(Annotated element listings)
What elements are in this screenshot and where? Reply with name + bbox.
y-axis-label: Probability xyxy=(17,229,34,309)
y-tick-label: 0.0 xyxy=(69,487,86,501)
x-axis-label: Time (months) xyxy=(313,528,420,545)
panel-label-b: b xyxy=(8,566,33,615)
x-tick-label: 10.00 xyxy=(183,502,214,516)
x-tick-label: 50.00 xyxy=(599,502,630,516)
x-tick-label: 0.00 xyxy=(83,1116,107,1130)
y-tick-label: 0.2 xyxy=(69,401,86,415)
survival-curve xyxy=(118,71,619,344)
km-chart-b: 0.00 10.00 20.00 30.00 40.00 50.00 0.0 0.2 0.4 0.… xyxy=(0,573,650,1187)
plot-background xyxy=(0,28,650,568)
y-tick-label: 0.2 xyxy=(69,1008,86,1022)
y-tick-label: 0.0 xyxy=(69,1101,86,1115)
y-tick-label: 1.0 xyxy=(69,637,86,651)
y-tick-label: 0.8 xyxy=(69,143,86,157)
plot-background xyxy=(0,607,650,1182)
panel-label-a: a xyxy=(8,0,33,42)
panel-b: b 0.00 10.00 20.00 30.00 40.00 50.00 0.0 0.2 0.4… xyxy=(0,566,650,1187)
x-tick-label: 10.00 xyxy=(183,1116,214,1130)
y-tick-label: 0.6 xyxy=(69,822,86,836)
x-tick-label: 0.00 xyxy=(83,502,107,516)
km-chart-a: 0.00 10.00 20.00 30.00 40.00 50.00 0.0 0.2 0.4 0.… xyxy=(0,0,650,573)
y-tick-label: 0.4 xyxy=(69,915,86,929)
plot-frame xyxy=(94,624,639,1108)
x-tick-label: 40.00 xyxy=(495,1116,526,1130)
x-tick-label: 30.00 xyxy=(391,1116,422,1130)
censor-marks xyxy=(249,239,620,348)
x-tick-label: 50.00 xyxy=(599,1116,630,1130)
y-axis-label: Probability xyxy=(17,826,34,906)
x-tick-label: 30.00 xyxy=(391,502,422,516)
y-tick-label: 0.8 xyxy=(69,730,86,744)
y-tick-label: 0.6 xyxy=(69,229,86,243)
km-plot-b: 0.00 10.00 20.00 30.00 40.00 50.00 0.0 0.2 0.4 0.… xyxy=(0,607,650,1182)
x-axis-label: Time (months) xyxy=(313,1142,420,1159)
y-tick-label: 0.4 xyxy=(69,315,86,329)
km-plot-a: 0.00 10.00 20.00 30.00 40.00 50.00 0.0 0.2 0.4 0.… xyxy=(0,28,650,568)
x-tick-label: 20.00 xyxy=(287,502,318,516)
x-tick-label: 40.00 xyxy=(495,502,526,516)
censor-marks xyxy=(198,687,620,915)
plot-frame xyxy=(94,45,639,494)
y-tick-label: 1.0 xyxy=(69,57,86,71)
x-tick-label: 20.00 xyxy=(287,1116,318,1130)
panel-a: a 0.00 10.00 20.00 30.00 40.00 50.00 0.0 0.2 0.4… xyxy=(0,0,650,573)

### Task to carry out
Copy all of the lines above, character for character.

### Answer
What elements are in this screenshot and where? Reply with name + bbox.
y-axis-label: Probability xyxy=(17,229,34,309)
y-tick-label: 0.0 xyxy=(69,487,86,501)
x-axis-label: Time (months) xyxy=(313,528,420,545)
panel-label-b: b xyxy=(8,566,33,615)
x-tick-label: 10.00 xyxy=(183,502,214,516)
x-tick-label: 50.00 xyxy=(599,502,630,516)
x-tick-label: 0.00 xyxy=(83,1116,107,1130)
y-tick-label: 0.2 xyxy=(69,401,86,415)
survival-curve xyxy=(118,71,619,344)
km-chart-b: 0.00 10.00 20.00 30.00 40.00 50.00 0.0 0.2 0.4 0.… xyxy=(0,573,650,1187)
plot-background xyxy=(0,28,650,568)
y-tick-label: 0.2 xyxy=(69,1008,86,1022)
y-tick-label: 0.0 xyxy=(69,1101,86,1115)
y-tick-label: 1.0 xyxy=(69,637,86,651)
y-tick-label: 0.8 xyxy=(69,143,86,157)
plot-background xyxy=(0,607,650,1182)
panel-label-a: a xyxy=(8,0,33,42)
panel-b: b 0.00 10.00 20.00 30.00 40.00 50.00 0.0 0.2 0.4… xyxy=(0,566,650,1187)
x-tick-label: 10.00 xyxy=(183,1116,214,1130)
y-tick-label: 0.6 xyxy=(69,822,86,836)
x-tick-label: 0.00 xyxy=(83,502,107,516)
km-chart-a: 0.00 10.00 20.00 30.00 40.00 50.00 0.0 0.2 0.4 0.… xyxy=(0,0,650,573)
y-tick-label: 0.4 xyxy=(69,915,86,929)
plot-frame xyxy=(94,624,639,1108)
x-tick-label: 40.00 xyxy=(495,1116,526,1130)
x-tick-label: 30.00 xyxy=(391,1116,422,1130)
censor-marks xyxy=(249,239,620,348)
x-tick-label: 50.00 xyxy=(599,1116,630,1130)
y-axis-label: Probability xyxy=(17,826,34,906)
x-tick-label: 30.00 xyxy=(391,502,422,516)
y-tick-label: 0.8 xyxy=(69,730,86,744)
y-tick-label: 0.6 xyxy=(69,229,86,243)
km-plot-b: 0.00 10.00 20.00 30.00 40.00 50.00 0.0 0.2 0.4 0.… xyxy=(0,607,650,1182)
x-axis-label: Time (months) xyxy=(313,1142,420,1159)
y-tick-label: 0.4 xyxy=(69,315,86,329)
km-plot-a: 0.00 10.00 20.00 30.00 40.00 50.00 0.0 0.2 0.4 0.… xyxy=(0,28,650,568)
x-tick-label: 20.00 xyxy=(287,502,318,516)
x-tick-label: 40.00 xyxy=(495,502,526,516)
censor-marks xyxy=(198,687,620,915)
plot-frame xyxy=(94,45,639,494)
y-tick-label: 1.0 xyxy=(69,57,86,71)
x-tick-label: 20.00 xyxy=(287,1116,318,1130)
panel-a: a 0.00 10.00 20.00 30.00 40.00 50.00 0.0 0.2 0.4… xyxy=(0,0,650,573)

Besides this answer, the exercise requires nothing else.